(Data records)
..............................
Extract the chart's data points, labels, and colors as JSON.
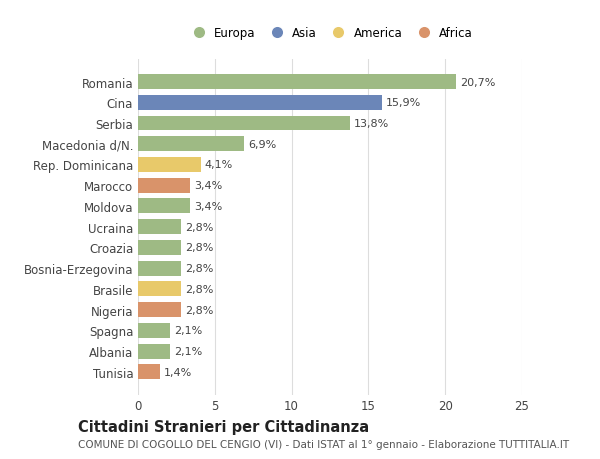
{
  "categories": [
    "Romania",
    "Cina",
    "Serbia",
    "Macedonia d/N.",
    "Rep. Dominicana",
    "Marocco",
    "Moldova",
    "Ucraina",
    "Croazia",
    "Bosnia-Erzegovina",
    "Brasile",
    "Nigeria",
    "Spagna",
    "Albania",
    "Tunisia"
  ],
  "values": [
    20.7,
    15.9,
    13.8,
    6.9,
    4.1,
    3.4,
    3.4,
    2.8,
    2.8,
    2.8,
    2.8,
    2.8,
    2.1,
    2.1,
    1.4
  ],
  "labels": [
    "20,7%",
    "15,9%",
    "13,8%",
    "6,9%",
    "4,1%",
    "3,4%",
    "3,4%",
    "2,8%",
    "2,8%",
    "2,8%",
    "2,8%",
    "2,8%",
    "2,1%",
    "2,1%",
    "1,4%"
  ],
  "continents": [
    "Europa",
    "Asia",
    "Europa",
    "Europa",
    "America",
    "Africa",
    "Europa",
    "Europa",
    "Europa",
    "Europa",
    "America",
    "Africa",
    "Europa",
    "Europa",
    "Africa"
  ],
  "colors": {
    "Europa": "#9eba84",
    "Asia": "#6b86b8",
    "America": "#e8c96a",
    "Africa": "#d9936a"
  },
  "legend_order": [
    "Europa",
    "Asia",
    "America",
    "Africa"
  ],
  "title1": "Cittadini Stranieri per Cittadinanza",
  "title2": "COMUNE DI COGOLLO DEL CENGIO (VI) - Dati ISTAT al 1° gennaio - Elaborazione TUTTITALIA.IT",
  "xlim": [
    0,
    25
  ],
  "xticks": [
    0,
    5,
    10,
    15,
    20,
    25
  ],
  "background_color": "#ffffff",
  "grid_color": "#dddddd",
  "bar_height": 0.72,
  "label_fontsize": 8.0,
  "tick_fontsize": 8.5,
  "ylabel_fontsize": 8.5,
  "title1_fontsize": 10.5,
  "title2_fontsize": 7.5
}
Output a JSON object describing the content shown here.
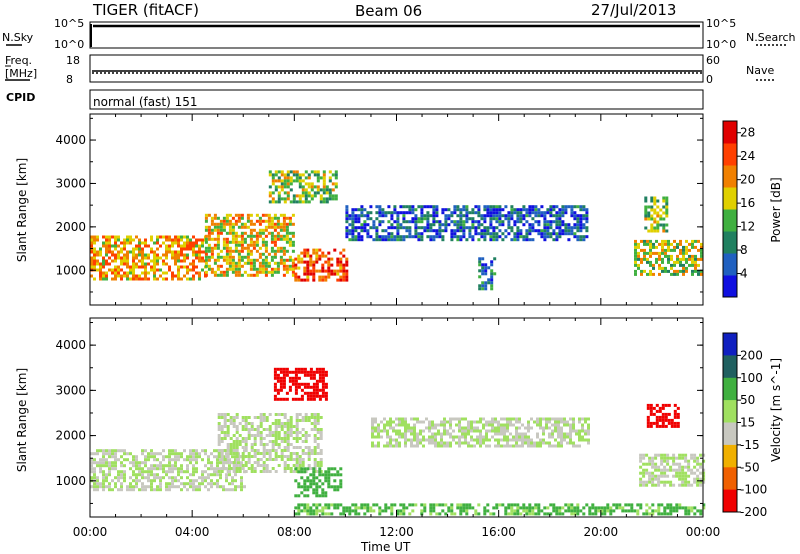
{
  "header": {
    "radar": "TIGER (fitACF)",
    "beam": "Beam 06",
    "date": "27/Jul/2013"
  },
  "nsky_panel": {
    "left_label": "N.Sky",
    "right_label": "N.Search",
    "ticks_left": [
      "10^5",
      "10^0"
    ],
    "ticks_right": [
      "10^5",
      "10^0"
    ]
  },
  "freq_panel": {
    "left_label_1": "Freq.",
    "left_label_2": "[MHz]",
    "right_label": "Nave",
    "ticks_left": [
      "18",
      "8"
    ],
    "ticks_right": [
      "60",
      "0"
    ]
  },
  "cpid": {
    "label": "CPID",
    "value": "normal (fast) 151"
  },
  "chart_data": [
    {
      "type": "heatmap",
      "panel": "power",
      "ylabel": "Slant Range [km]",
      "yticks": [
        "1000",
        "2000",
        "3000",
        "4000"
      ],
      "ylim": [
        200,
        4600
      ],
      "colorbar_label": "Power [dB]",
      "colorbar_ticks": [
        "4",
        "8",
        "12",
        "16",
        "20",
        "24",
        "28"
      ],
      "colorbar_range": [
        0,
        30
      ],
      "colors": [
        "#1010e0",
        "#2060c0",
        "#208060",
        "#40b040",
        "#e0d000",
        "#f08000",
        "#ff4000",
        "#e00000"
      ],
      "regions": [
        {
          "t": [
            0,
            4.5
          ],
          "range": [
            800,
            1800
          ],
          "value": 20
        },
        {
          "t": [
            4.5,
            8
          ],
          "range": [
            900,
            2300
          ],
          "value": 18
        },
        {
          "t": [
            7,
            9.7
          ],
          "range": [
            2600,
            3300
          ],
          "value": 14
        },
        {
          "t": [
            8,
            10
          ],
          "range": [
            800,
            1500
          ],
          "value": 24
        },
        {
          "t": [
            10,
            19.5
          ],
          "range": [
            1700,
            2500
          ],
          "value": 6
        },
        {
          "t": [
            15.2,
            15.8
          ],
          "range": [
            600,
            1300
          ],
          "value": 8
        },
        {
          "t": [
            21.3,
            24
          ],
          "range": [
            900,
            1700
          ],
          "value": 16
        },
        {
          "t": [
            21.7,
            22.6
          ],
          "range": [
            1900,
            2700
          ],
          "value": 14
        }
      ]
    },
    {
      "type": "heatmap",
      "panel": "velocity",
      "ylabel": "Slant Range [km]",
      "yticks": [
        "1000",
        "2000",
        "3000",
        "4000"
      ],
      "ylim": [
        200,
        4600
      ],
      "colorbar_label": "Velocity [m s^-1]",
      "colorbar_ticks": [
        "200",
        "100",
        "50",
        "15",
        "-15",
        "-50",
        "-100",
        "-200"
      ],
      "colors": [
        "#1020c0",
        "#206060",
        "#40b040",
        "#a0e060",
        "#c8c8c0",
        "#f0b000",
        "#f06000",
        "#f00000"
      ],
      "regions": [
        {
          "t": [
            0,
            6
          ],
          "range": [
            800,
            1700
          ],
          "value": 0
        },
        {
          "t": [
            5,
            9
          ],
          "range": [
            1200,
            2500
          ],
          "value": 0
        },
        {
          "t": [
            7.2,
            9.3
          ],
          "range": [
            2800,
            3500
          ],
          "value": -200
        },
        {
          "t": [
            8,
            9.8
          ],
          "range": [
            700,
            1300
          ],
          "value": 60
        },
        {
          "t": [
            11,
            19.5
          ],
          "range": [
            1800,
            2400
          ],
          "value": 0
        },
        {
          "t": [
            21.8,
            23
          ],
          "range": [
            2200,
            2700
          ],
          "value": -200
        },
        {
          "t": [
            21.5,
            24
          ],
          "range": [
            900,
            1600
          ],
          "value": 0
        },
        {
          "t": [
            8,
            24
          ],
          "range": [
            250,
            500
          ],
          "value": 40
        }
      ]
    }
  ],
  "x_axis": {
    "label": "Time UT",
    "ticks": [
      "00:00",
      "04:00",
      "08:00",
      "12:00",
      "16:00",
      "20:00",
      "00:00"
    ],
    "range_hours": [
      0,
      24
    ]
  }
}
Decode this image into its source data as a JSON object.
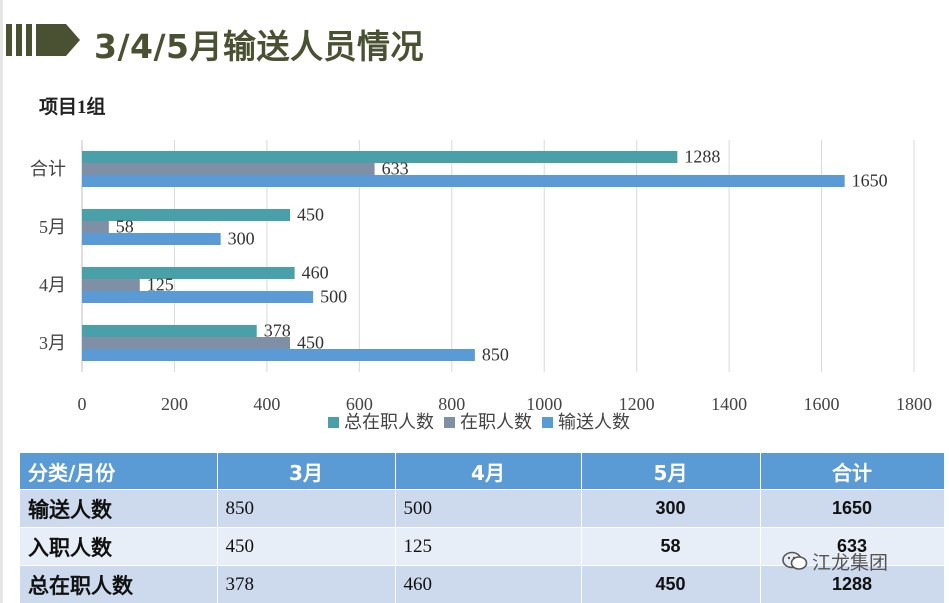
{
  "title": "3/4/5月输送人员情况",
  "subtitle": "项目1组",
  "chart_data": {
    "type": "bar",
    "orientation": "horizontal",
    "categories": [
      "合计",
      "5月",
      "4月",
      "3月"
    ],
    "series": [
      {
        "name": "总在职人数",
        "color": "#4aa0a8",
        "values": [
          1288,
          450,
          460,
          378
        ]
      },
      {
        "name": "在职人数",
        "color": "#7f8fa6",
        "values": [
          633,
          58,
          125,
          450
        ]
      },
      {
        "name": "输送人数",
        "color": "#5b9bd5",
        "values": [
          1650,
          300,
          500,
          850
        ]
      }
    ],
    "xlim": [
      0,
      1800
    ],
    "xticks": [
      0,
      200,
      400,
      600,
      800,
      1000,
      1200,
      1400,
      1600,
      1800
    ],
    "grid": true,
    "legend_position": "bottom"
  },
  "table": {
    "headers": [
      "分类/月份",
      "3月",
      "4月",
      "5月",
      "合计"
    ],
    "rows": [
      {
        "label": "输送人数",
        "cells": [
          "850",
          "500",
          "300",
          "1650"
        ]
      },
      {
        "label": "入职人数",
        "cells": [
          "450",
          "125",
          "58",
          "633"
        ]
      },
      {
        "label": "总在职人数",
        "cells": [
          "378",
          "460",
          "450",
          "1288"
        ]
      }
    ]
  },
  "watermark": "江龙集团",
  "colors": {
    "title": "#4a5132",
    "table_header": "#5b9bd5"
  }
}
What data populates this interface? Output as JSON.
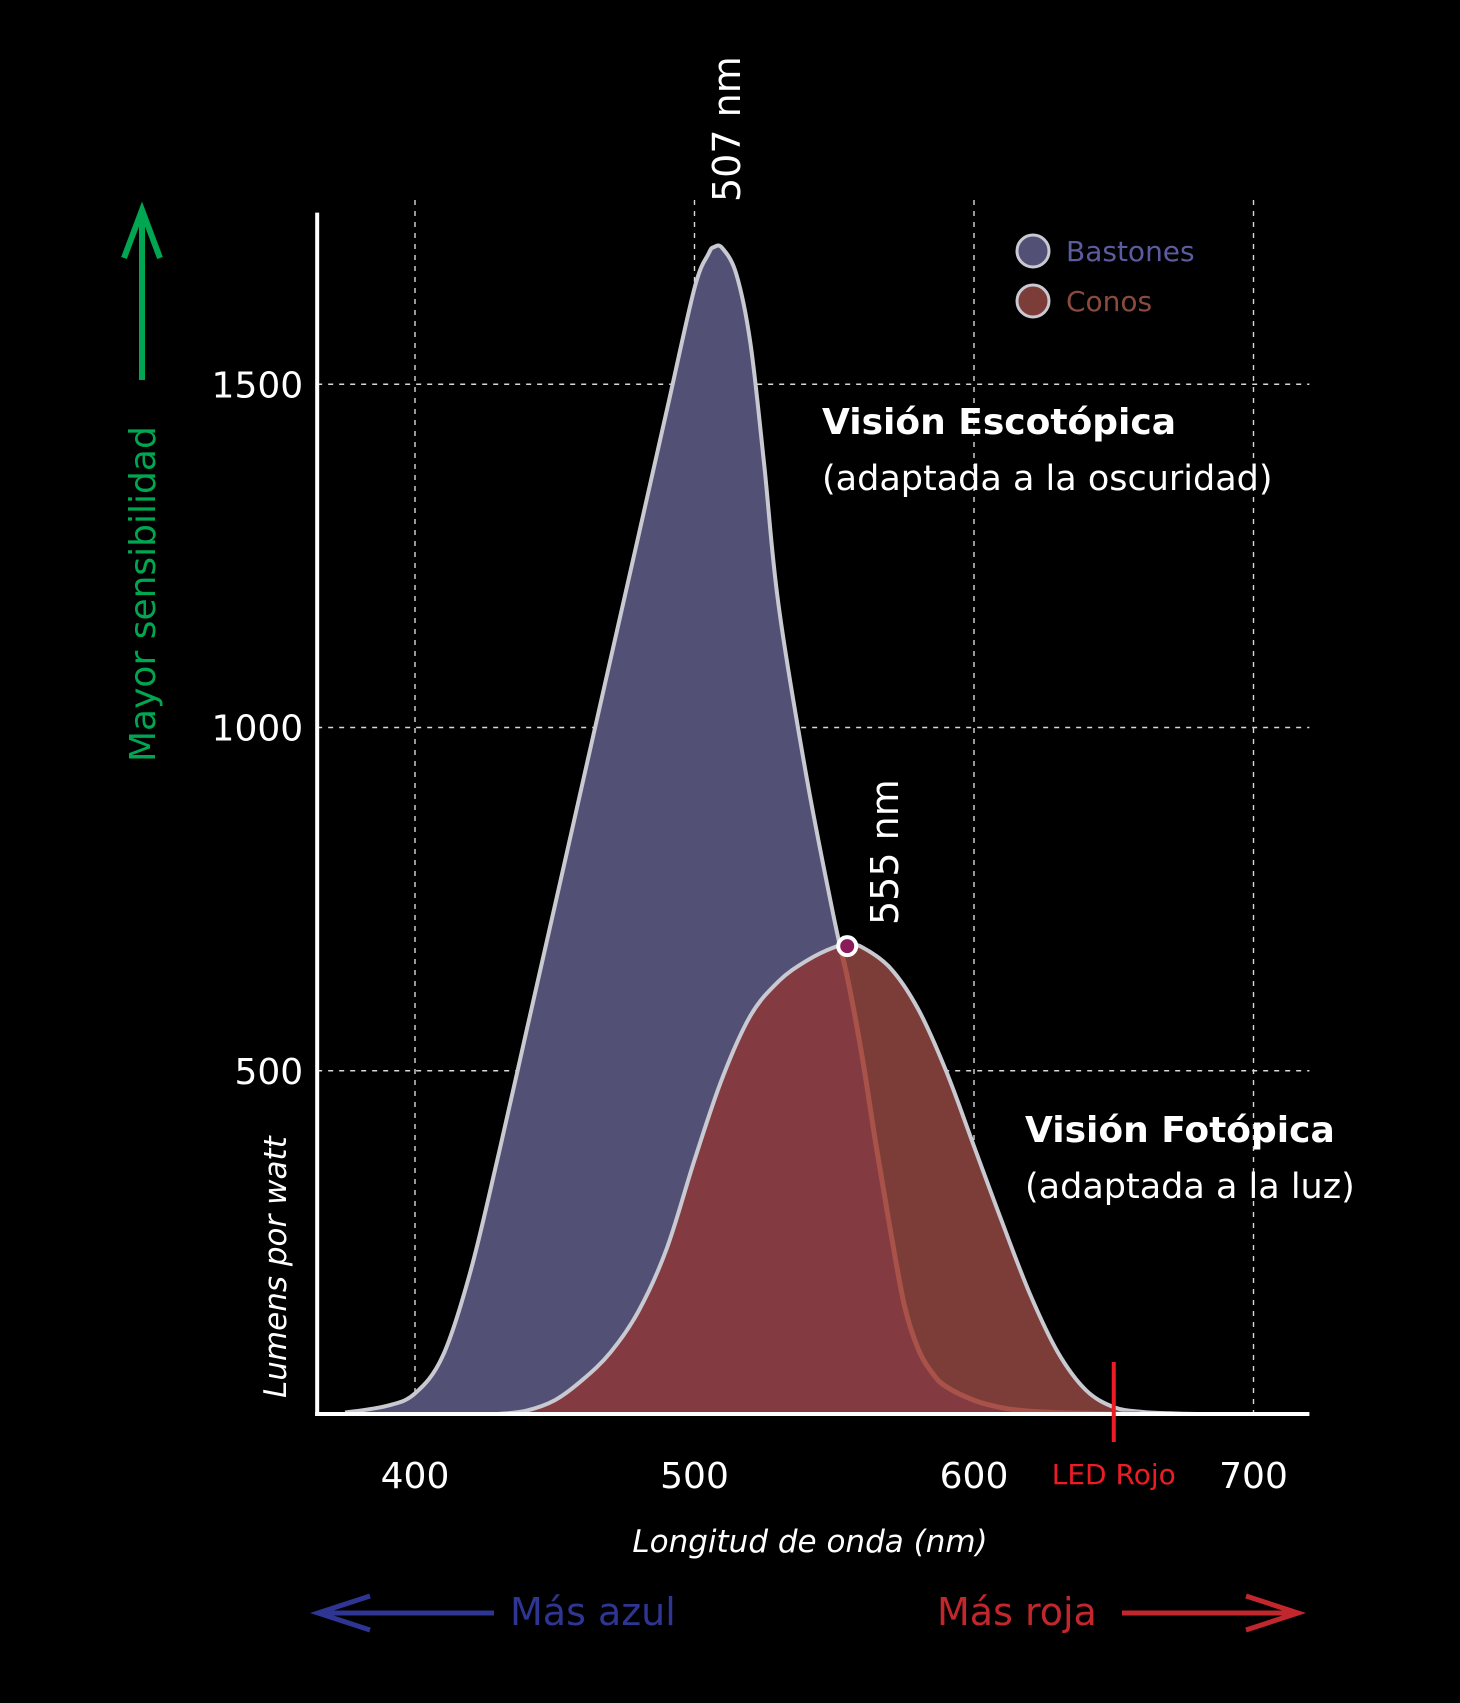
{
  "chart_data": {
    "type": "area",
    "xlabel": "Longitud de onda (nm)",
    "ylabel": "Lumens por watt",
    "xlim": [
      365,
      720
    ],
    "ylim": [
      0,
      1750
    ],
    "x_ticks": [
      400,
      500,
      600,
      700
    ],
    "y_ticks": [
      500,
      1000,
      1500
    ],
    "grid": true,
    "legend_position": "top-right",
    "series": [
      {
        "name": "Bastones",
        "color": "#525175",
        "x": [
          375,
          390,
          400,
          410,
          420,
          430,
          440,
          450,
          460,
          470,
          480,
          490,
          500,
          505,
          507,
          510,
          515,
          520,
          525,
          530,
          540,
          550,
          555,
          560,
          565,
          570,
          575,
          580,
          585,
          590,
          600,
          610,
          620,
          630,
          640,
          650,
          660,
          670,
          680
        ],
        "values": [
          2,
          12,
          30,
          85,
          210,
          380,
          560,
          740,
          920,
          1100,
          1280,
          1460,
          1640,
          1690,
          1700,
          1698,
          1660,
          1560,
          1380,
          1180,
          930,
          720,
          630,
          520,
          390,
          270,
          160,
          95,
          60,
          40,
          20,
          9,
          4,
          2,
          1,
          0,
          0,
          0,
          0
        ]
      },
      {
        "name": "Conos",
        "color": "#7c3d38",
        "x": [
          430,
          440,
          450,
          460,
          470,
          480,
          490,
          500,
          510,
          520,
          530,
          540,
          550,
          555,
          560,
          570,
          580,
          590,
          600,
          610,
          620,
          630,
          640,
          650,
          660,
          670,
          680,
          690
        ],
        "values": [
          0,
          5,
          20,
          50,
          90,
          150,
          240,
          370,
          490,
          580,
          630,
          660,
          680,
          683,
          680,
          650,
          590,
          500,
          390,
          280,
          175,
          90,
          35,
          10,
          3,
          1,
          0,
          0
        ]
      }
    ],
    "annotations": {
      "peak_rods": "507 nm",
      "peak_cones": "555 nm",
      "scotopic_title": "Visión Escotópica",
      "scotopic_sub": "(adaptada a la oscuridad)",
      "photopic_title": "Visión Fotópica",
      "photopic_sub": "(adaptada a la luz)",
      "led_label": "LED Rojo",
      "led_wavelength": 650,
      "sensitivity_label": "Mayor sensibilidad",
      "blue_label": "Más azul",
      "red_label": "Más roja"
    }
  },
  "colors": {
    "background": "#000000",
    "axis": "#ffffff",
    "rods_fill": "#525175",
    "cones_fill": "#7c3d38",
    "overlap_fill": "#833a40",
    "curve_stroke": "#c9c9d2",
    "green_arrow": "#00a651",
    "blue_arrow": "#2e3592",
    "red_arrow": "#c1272d",
    "led_line": "#ed1c24",
    "peak_marker": "#8b1a5a"
  }
}
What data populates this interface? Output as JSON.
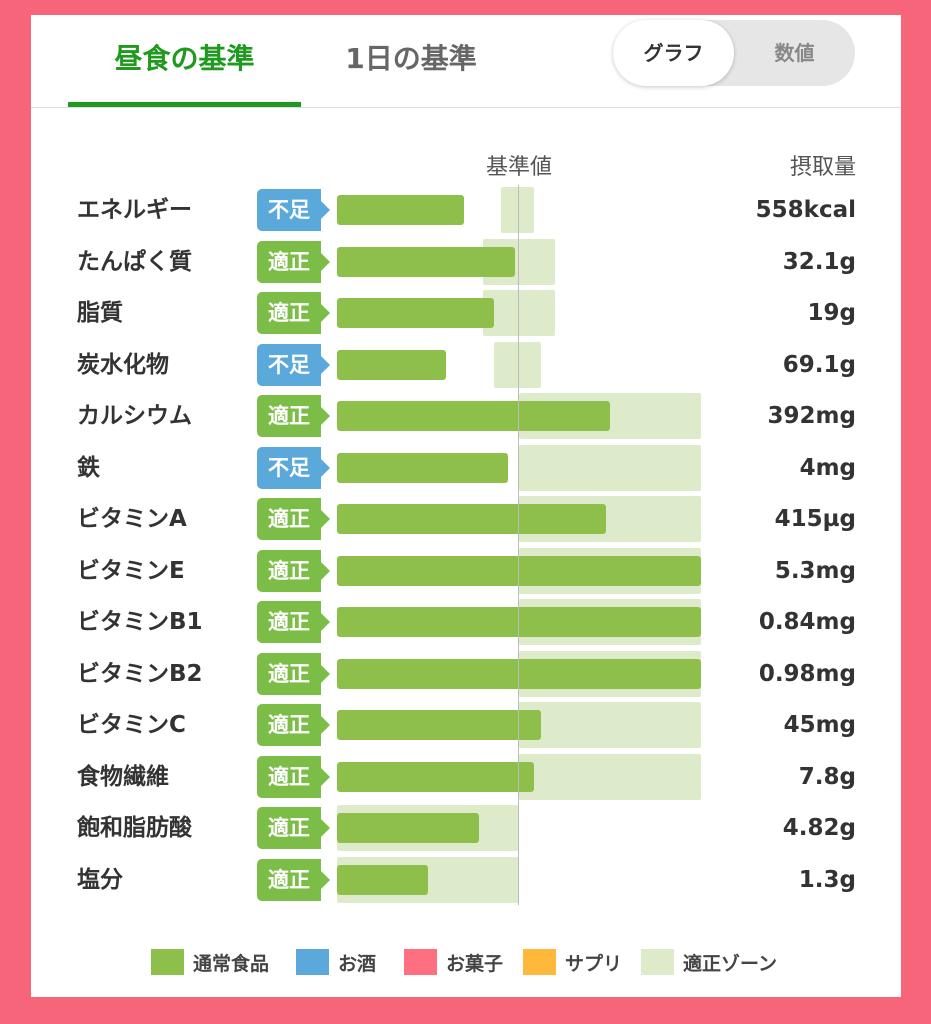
{
  "tabs": [
    {
      "label": "昼食の基準",
      "active": true
    },
    {
      "label": "1日の基準",
      "active": false
    }
  ],
  "view_toggle": {
    "graph_label": "グラフ",
    "number_label": "数値",
    "selected": "グラフ"
  },
  "column_headers": {
    "baseline": "基準値",
    "intake": "摂取量"
  },
  "colors": {
    "accent_green": "#1f9a1f",
    "regular_food": "#8fbf4b",
    "alcohol": "#5ba8db",
    "sweets": "#ff6f7f",
    "supplement": "#ffb93a",
    "target_zone": "#ddebcb",
    "status_ok": "#7cbd47",
    "status_low": "#5ba8db"
  },
  "nutrients": [
    {
      "name": "エネルギー",
      "status": "不足",
      "status_type": "low",
      "intake": "558kcal",
      "fill_percent": 35,
      "zone_percent": [
        45,
        54
      ]
    },
    {
      "name": "たんぱく質",
      "status": "適正",
      "status_type": "ok",
      "intake": "32.1g",
      "fill_percent": 49,
      "zone_percent": [
        40,
        60
      ]
    },
    {
      "name": "脂質",
      "status": "適正",
      "status_type": "ok",
      "intake": "19g",
      "fill_percent": 43,
      "zone_percent": [
        40,
        60
      ]
    },
    {
      "name": "炭水化物",
      "status": "不足",
      "status_type": "low",
      "intake": "69.1g",
      "fill_percent": 30,
      "zone_percent": [
        43,
        56
      ]
    },
    {
      "name": "カルシウム",
      "status": "適正",
      "status_type": "ok",
      "intake": "392mg",
      "fill_percent": 75,
      "zone_percent": [
        50,
        100
      ]
    },
    {
      "name": "鉄",
      "status": "不足",
      "status_type": "low",
      "intake": "4mg",
      "fill_percent": 47,
      "zone_percent": [
        50,
        100
      ]
    },
    {
      "name": "ビタミンA",
      "status": "適正",
      "status_type": "ok",
      "intake": "415µg",
      "fill_percent": 74,
      "zone_percent": [
        50,
        100
      ]
    },
    {
      "name": "ビタミンE",
      "status": "適正",
      "status_type": "ok",
      "intake": "5.3mg",
      "fill_percent": 100,
      "zone_percent": [
        50,
        100
      ]
    },
    {
      "name": "ビタミンB1",
      "status": "適正",
      "status_type": "ok",
      "intake": "0.84mg",
      "fill_percent": 100,
      "zone_percent": [
        50,
        100
      ]
    },
    {
      "name": "ビタミンB2",
      "status": "適正",
      "status_type": "ok",
      "intake": "0.98mg",
      "fill_percent": 100,
      "zone_percent": [
        50,
        100
      ]
    },
    {
      "name": "ビタミンC",
      "status": "適正",
      "status_type": "ok",
      "intake": "45mg",
      "fill_percent": 56,
      "zone_percent": [
        50,
        100
      ]
    },
    {
      "name": "食物繊維",
      "status": "適正",
      "status_type": "ok",
      "intake": "7.8g",
      "fill_percent": 54,
      "zone_percent": [
        50,
        100
      ]
    },
    {
      "name": "飽和脂肪酸",
      "status": "適正",
      "status_type": "ok",
      "intake": "4.82g",
      "fill_percent": 39,
      "zone_percent": [
        0,
        50
      ]
    },
    {
      "name": "塩分",
      "status": "適正",
      "status_type": "ok",
      "intake": "1.3g",
      "fill_percent": 25,
      "zone_percent": [
        0,
        50
      ]
    }
  ],
  "legend": [
    {
      "label": "通常食品",
      "color": "#8fbf4b"
    },
    {
      "label": "お酒",
      "color": "#5ba8db"
    },
    {
      "label": "お菓子",
      "color": "#ff6f7f"
    },
    {
      "label": "サプリ",
      "color": "#ffb93a"
    },
    {
      "label": "適正ゾーン",
      "color": "#ddebcb"
    }
  ]
}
..............................
What is the number of lines in the data holding the word "adaptada"? Reply with that number only.

Output - 2